*What is expected*
What lines of the data hold the string "this"? Pull each one out.

----

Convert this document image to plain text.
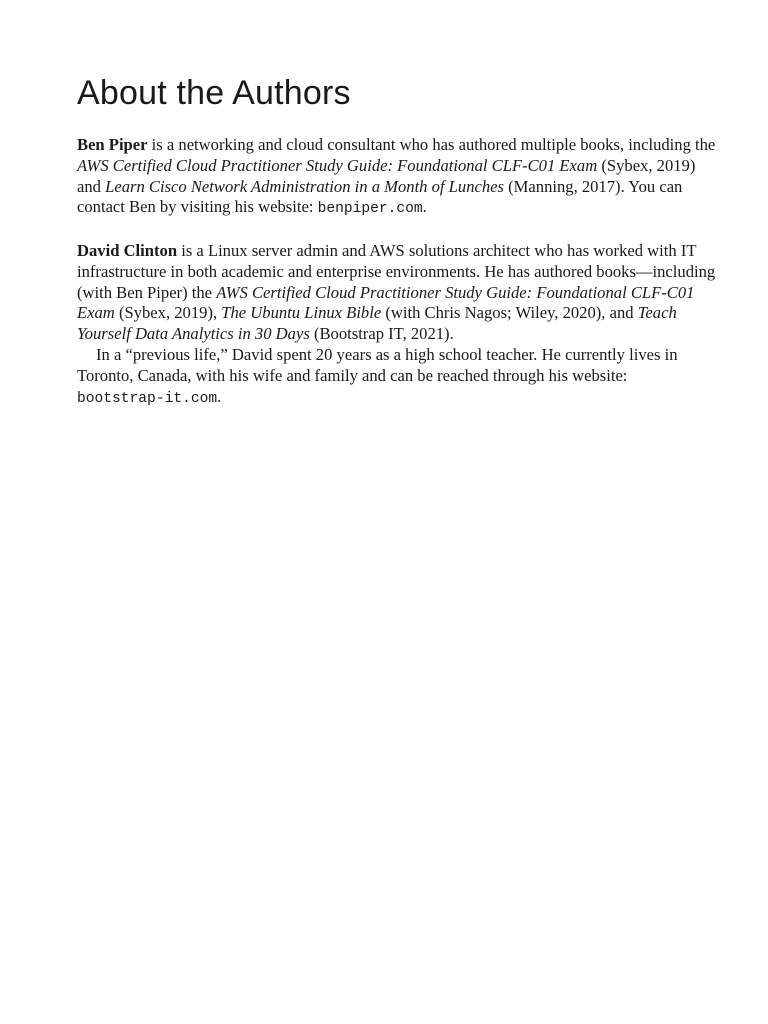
About the Authors

Ben Piper is a networking and cloud consultant who has authored multiple books, including the AWS Certified Cloud Practitioner Study Guide: Foundational CLF-C01 Exam (Sybex, 2019) and Learn Cisco Network Administration in a Month of Lunches (Manning, 2017). You can contact Ben by visiting his website: benpiper.com.

David Clinton is a Linux server admin and AWS solutions architect who has worked with IT infrastructure in both academic and enterprise environments. He has authored books—including (with Ben Piper) the AWS Certified Cloud Practitioner Study Guide: Foundational CLF-C01 Exam (Sybex, 2019), The Ubuntu Linux Bible (with Chris Nagos; Wiley, 2020), and Teach Yourself Data Analytics in 30 Days (Bootstrap IT, 2021).

In a “previous life,” David spent 20 years as a high school teacher. He currently lives in Toronto, Canada, with his wife and family and can be reached through his website: bootstrap-it.com.
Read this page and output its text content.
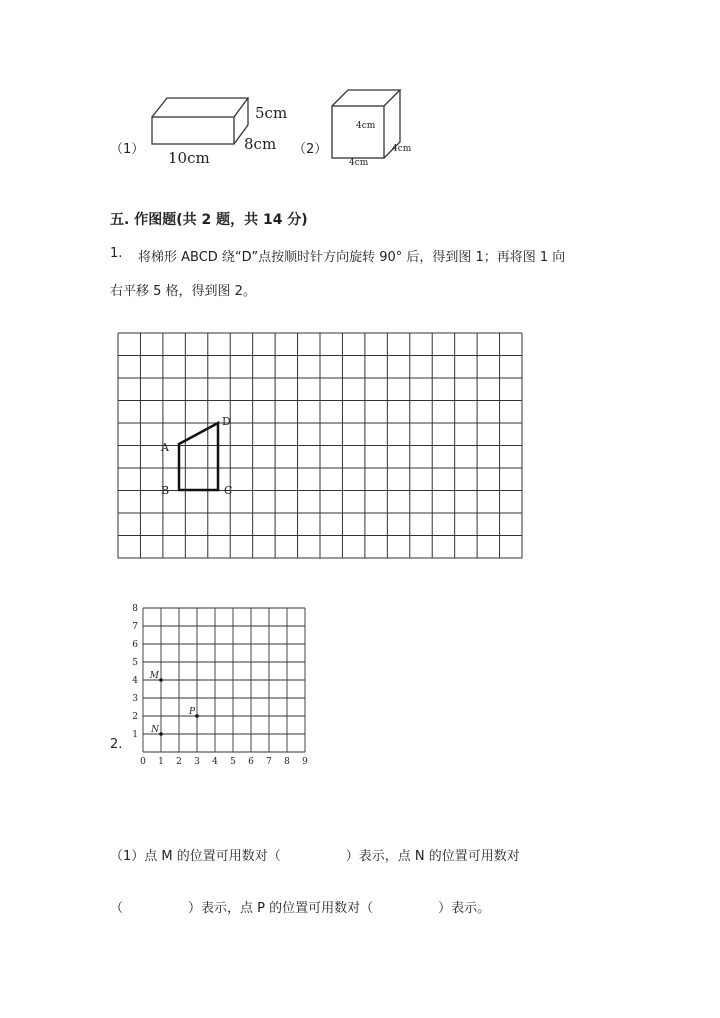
（1）
5cm
8cm
10cm	（2）
4cm
4cm
4cm
五. 作图题(共 2 题，共 14 分)
1. 将梯形 ABCD 绕“D”点按顺时针方向旋转 90° 后，得到图 1；再将图 1 向
右平移 5 格，得到图 2。
A
B	C
D
0 1 2 3 4 5 6 7 8 9
1
2
3
4
5
6
7
8
M
P
N
2.
（1）点 M 的位置可用数对（　　　　　）表示，点 N 的位置可用数对
（　　　　　）表示，点 P 的位置可用数对（　　　　　）表示。
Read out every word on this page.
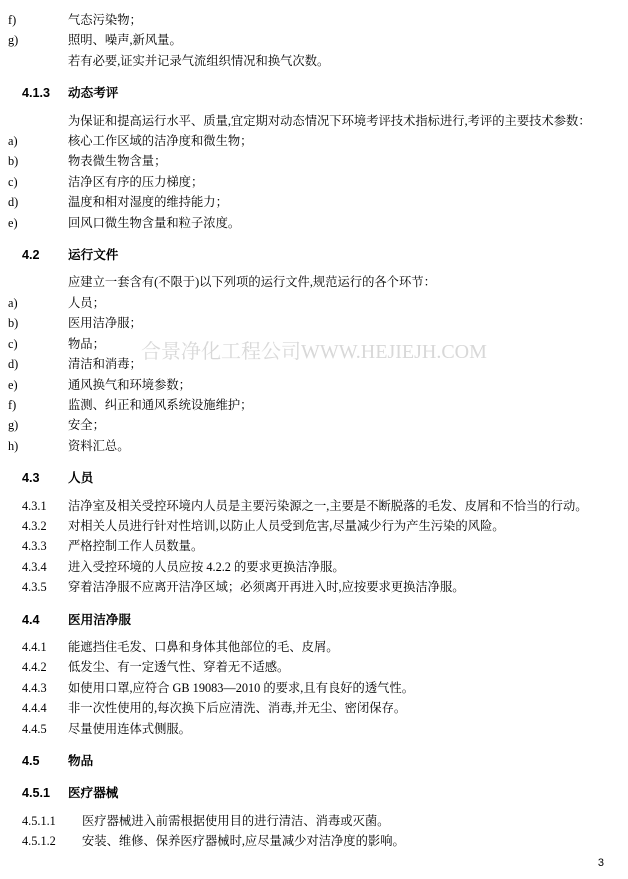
f)	气态污染物；
g)	照明、噪声,新风量。
若有必要,证实并记录气流组织情况和换气次数。
4.1.3 动态考评
为保证和提高运行水平、质量,宜定期对动态情况下环境考评技术指标进行,考评的主要技术参数：
a)	核心工作区域的洁净度和微生物；
b)	物表微生物含量；
c)	洁净区有序的压力梯度；
d)	温度和相对湿度的维持能力；
e)	回风口微生物含量和粒子浓度。
4.2 运行文件
应建立一套含有(不限于)以下列项的运行文件,规范运行的各个环节：
a)	人员；
b)	医用洁净服；
c)	物品；
d)	清洁和消毒；
e)	通风换气和环境参数；
f)	监测、纠正和通风系统设施维护；
g)	安全；
h)	资料汇总。
4.3 人员
4.3.1 洁净室及相关受控环境内人员是主要污染源之一,主要是不断脱落的毛发、皮屑和不恰当的行动。
4.3.2 对相关人员进行针对性培训,以防止人员受到危害,尽量减少行为产生污染的风险。
4.3.3 严格控制工作人员数量。
4.3.4 进入受控环境的人员应按 4.2.2 的要求更换洁净服。
4.3.5 穿着洁净服不应离开洁净区域；必须离开再进入时,应按要求更换洁净服。
4.4 医用洁净服
4.4.1 能遮挡住毛发、口鼻和身体其他部位的毛、皮屑。
4.4.2 低发尘、有一定透气性、穿着无不适感。
4.4.3 如使用口罩,应符合 GB 19083—2010 的要求,且有良好的透气性。
4.4.4 非一次性使用的,每次换下后应清洗、消毒,并无尘、密闭保存。
4.4.5 尽量使用连体式侧服。
4.5 物品
4.5.1 医疗器械
4.5.1.1 医疗器械进入前需根据使用目的进行清洁、消毒或灭菌。
4.5.1.2 安装、维修、保养医疗器械时,应尽量减少对洁净度的影响。
合景净化工程公司WWW.HEJIEJH.COM
3
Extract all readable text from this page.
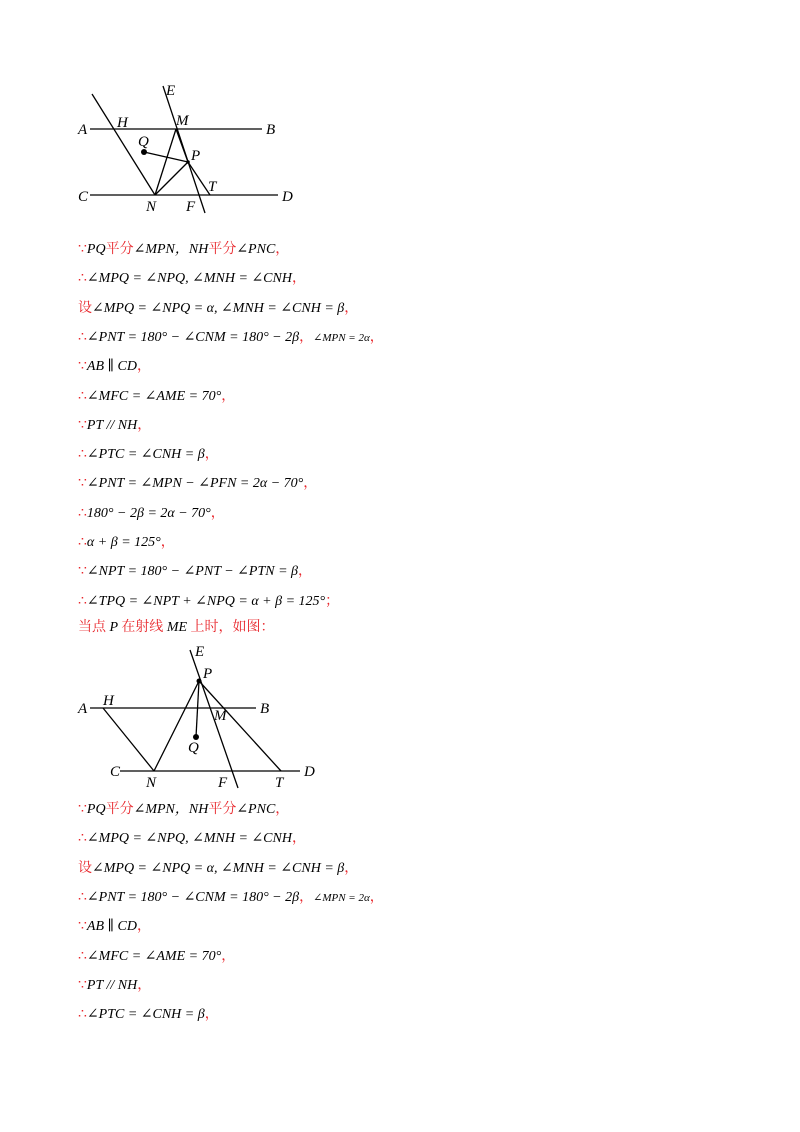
E
A H	M
B
Q
P
T
C
N F
D
∵PQ平分∠MPN，NH平分∠PNC，
∴∠MPQ = ∠NPQ, ∠MNH = ∠CNH，
设∠MPQ = ∠NPQ = α, ∠MNH = ∠CNH = β，
∴∠PNT = 180° − ∠CNM = 180° − 2β，∠MPN = 2α，
∵AB ∥ CD，
∴∠MFC = ∠AME = 70°，
∵PT // NH，
∴∠PTC = ∠CNH = β，
∵∠PNT = ∠MPN − ∠PFN = 2α − 70°，
∴180° − 2β = 2α − 70°，
∴α + β = 125°，
∵∠NPT = 180° − ∠PNT − ∠PTN = β，
∴∠TPQ = ∠NPT + ∠NPQ = α + β = 125°；
当点 P 在射线 ME 上时，如图：
E
P
A H
M B
Q
C
N	F	T
D
∵PQ平分∠MPN，NH平分∠PNC，
∴∠MPQ = ∠NPQ, ∠MNH = ∠CNH，
设∠MPQ = ∠NPQ = α, ∠MNH = ∠CNH = β，
∴∠PNT = 180° − ∠CNM = 180° − 2β，∠MPN = 2α，
∵AB ∥ CD，
∴∠MFC = ∠AME = 70°，
∵PT // NH，
∴∠PTC = ∠CNH = β，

----

*Answer to the problem*
Convert this document image to plain text.
Read this page and output its text content.
Read out every word on this page.
Extract all readable text from this page.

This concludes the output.